**Text provided:**

SOURCE: University of Southern California (USC)

University of Southern California (USC)

June 24, 2009 03:01 ET

USC Generates Big Bucks for the Economy -- Nearly $5 Billion in Los Angeles County -- Students Account for More Than $503 Million -- New Study Says

LOS ANGELES, CA--(Marketwire - June 24, 2009) - A new independent economic study on the University of Southern California (USC) released today shows that the City of Los Angeles' largest private sector employer is also one of California's major economic engines, helping to keep Southern California's economy thriving.

The new report, "Economic Impact Analysis of the University of Southern California Annual Operations," shows that USC is responsible for $4.9 billion annually in economic activity in the L.A. region and beyond.

The study, commissioned by the university, reviewed the impact of USC's operational expenditures during the 2008 Fiscal Year.

**Exercises:**
- A) Summarize the press release on USC's economic impact in two sentences.
- B) In the press release on USC's economic impact, whose operational expenditures in which fiscal year did the study review?
- C) Carry on the press release on USC's economic impact from the point where it stops.

**Information provided:**
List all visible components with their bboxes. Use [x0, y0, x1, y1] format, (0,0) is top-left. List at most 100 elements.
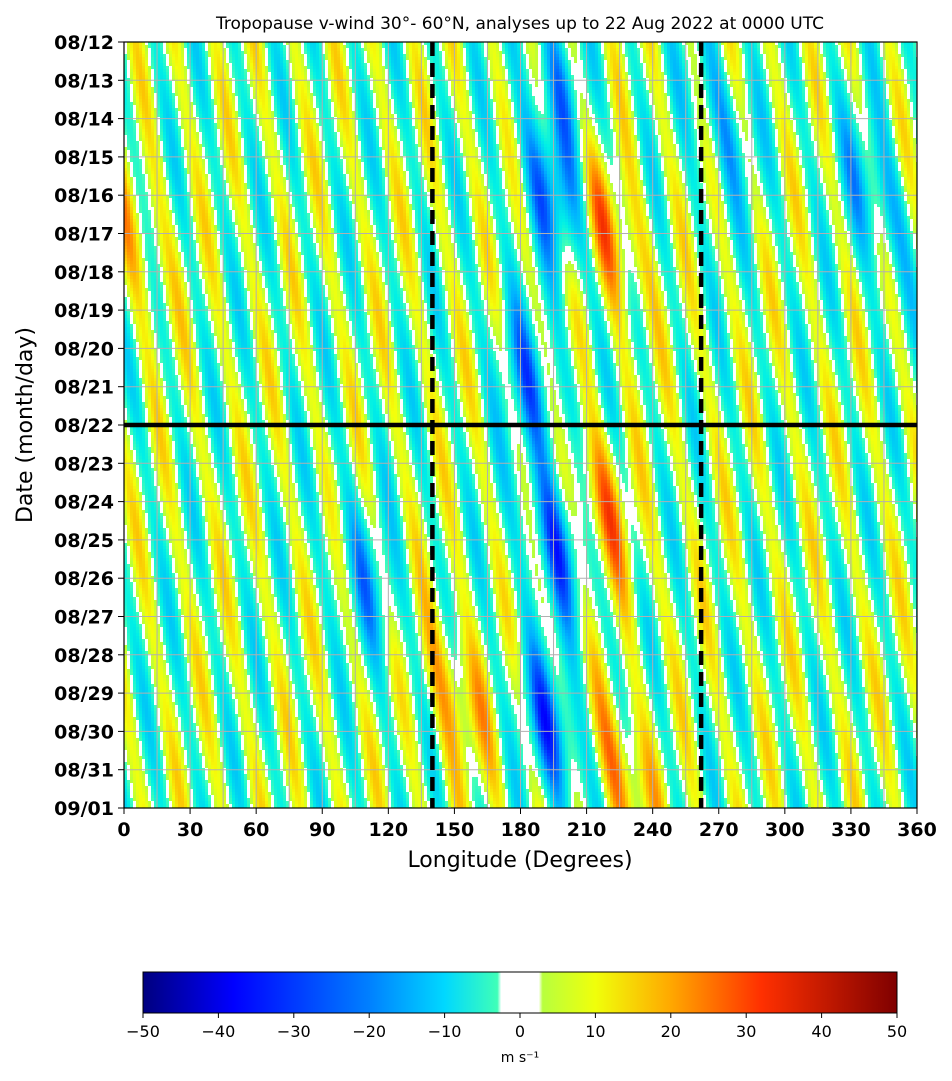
field-cell [334, 69, 337, 72]
field-cell [670, 69, 673, 72]
field-cell [871, 51, 874, 54]
field-cell [205, 51, 208, 54]
field-cell [475, 75, 478, 78]
field-cell [277, 63, 280, 66]
field-cell [427, 57, 430, 60]
field-cell [889, 66, 892, 69]
field-cell [583, 54, 586, 57]
field-cell [682, 60, 685, 63]
field-cell [307, 54, 310, 57]
field-cell [262, 48, 265, 51]
field-cell [757, 63, 760, 66]
field-cell [667, 72, 670, 75]
field-cell [274, 57, 277, 60]
field-cell [199, 51, 202, 54]
field-cell [358, 45, 361, 48]
field-cell [232, 72, 235, 75]
field-cell [343, 57, 346, 60]
field-cell [787, 63, 790, 66]
field-cell [547, 60, 550, 63]
field-cell [883, 57, 886, 60]
field-cell [403, 72, 406, 75]
field-cell [292, 72, 295, 75]
field-cell [181, 72, 184, 75]
field-cell [607, 66, 610, 69]
field-cell [550, 57, 553, 60]
field-cell [448, 51, 451, 54]
field-cell [358, 54, 361, 57]
field-cell [187, 60, 190, 63]
field-cell [793, 69, 796, 72]
field-cell [874, 51, 877, 54]
field-cell [133, 75, 136, 78]
field-cell [865, 51, 868, 54]
field-cell [349, 54, 352, 57]
field-cell [706, 72, 709, 75]
field-cell [640, 69, 643, 72]
field-cell [340, 69, 343, 72]
field-cell [913, 60, 916, 63]
field-cell [172, 63, 175, 66]
field-cell [376, 48, 379, 51]
field-cell [277, 75, 280, 78]
field-cell [709, 69, 712, 72]
field-cell [865, 57, 868, 60]
field-cell [466, 57, 469, 60]
field-cell [673, 51, 676, 54]
field-cell [217, 57, 220, 60]
field-cell [496, 51, 499, 54]
field-cell [493, 45, 496, 48]
field-cell [394, 69, 397, 72]
field-cell [400, 75, 403, 78]
field-cell [352, 51, 355, 54]
field-cell [856, 57, 859, 60]
field-cell [640, 72, 643, 75]
field-cell [280, 63, 283, 66]
field-cell [514, 75, 517, 78]
field-cell [358, 48, 361, 51]
field-cell [874, 66, 877, 69]
field-cell [481, 63, 484, 66]
field-cell [733, 48, 736, 51]
field-cell [340, 66, 343, 69]
field-cell [472, 72, 475, 75]
field-cell [463, 45, 466, 48]
field-cell [394, 45, 397, 48]
field-cell [259, 66, 262, 69]
field-cell [481, 48, 484, 51]
field-cell [400, 72, 403, 75]
field-cell [694, 60, 697, 63]
field-cell [778, 72, 781, 75]
field-cell [808, 69, 811, 72]
field-cell [589, 57, 592, 60]
field-cell [664, 45, 667, 48]
field-cell [385, 66, 388, 69]
field-cell [175, 75, 178, 78]
field-cell [547, 69, 550, 72]
field-cell [382, 75, 385, 78]
field-cell [907, 54, 910, 57]
field-cell [247, 48, 250, 51]
field-cell [835, 51, 838, 54]
field-cell [175, 63, 178, 66]
field-cell [211, 72, 214, 75]
field-cell [583, 69, 586, 72]
field-cell [589, 66, 592, 69]
field-cell [280, 57, 283, 60]
field-cell [331, 66, 334, 69]
field-cell [898, 72, 901, 75]
field-cell [283, 66, 286, 69]
field-cell [274, 69, 277, 72]
field-cell [187, 51, 190, 54]
field-cell [802, 48, 805, 51]
field-cell [601, 57, 604, 60]
field-cell [613, 51, 616, 54]
field-cell [676, 48, 679, 51]
field-cell [682, 72, 685, 75]
field-cell [667, 66, 670, 69]
field-cell [331, 72, 334, 75]
field-cell [646, 48, 649, 51]
field-cell [304, 51, 307, 54]
field-cell [523, 60, 526, 63]
field-cell [331, 48, 334, 51]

**Task-by-task results:**
- A) A new independent study released June 24, 2009, shows that USC, the City of Los Angeles' largest private sector employer, is one of California's major economic engines and is responsible for $4.9 billion annually in economic activity in the L.A. region and beyond. The university commissioned the study, which reviewed the impact of USC's operational expenditures during the 2008 Fiscal Year.

- B) The study reviewed USC's operational expenditures during the 2008 Fiscal Year.

- C)
During that period, USC produced about $2.1 billion dollars in total direct spending: wage and payroll expenditures of $1 billion, capital projects spending of $130 million, and various purchasing expenditures of $430 million. Students spent another $503 million for goods and services, while visitors to USC spent about $12 million in the region. For every dollar spent by USC in LA County, an additional 63 cents of output was created elsewhere in the regional economy.

"We are proud to be a leader in higher education and a catalyst for the economy of Los Angeles," said Steven B. Sample, president, University of Southern California. "Even in this economic downturn, we continue to provide thousands of full- and part-time jobs in a wide range of fields.

"USC also contributes to L.A.'s position as the Capital of the Pacific Rim, as innovators and entrepreneurs, producers of art and culture, and through substantial capital investment that ripples out beyond our city and state to the world."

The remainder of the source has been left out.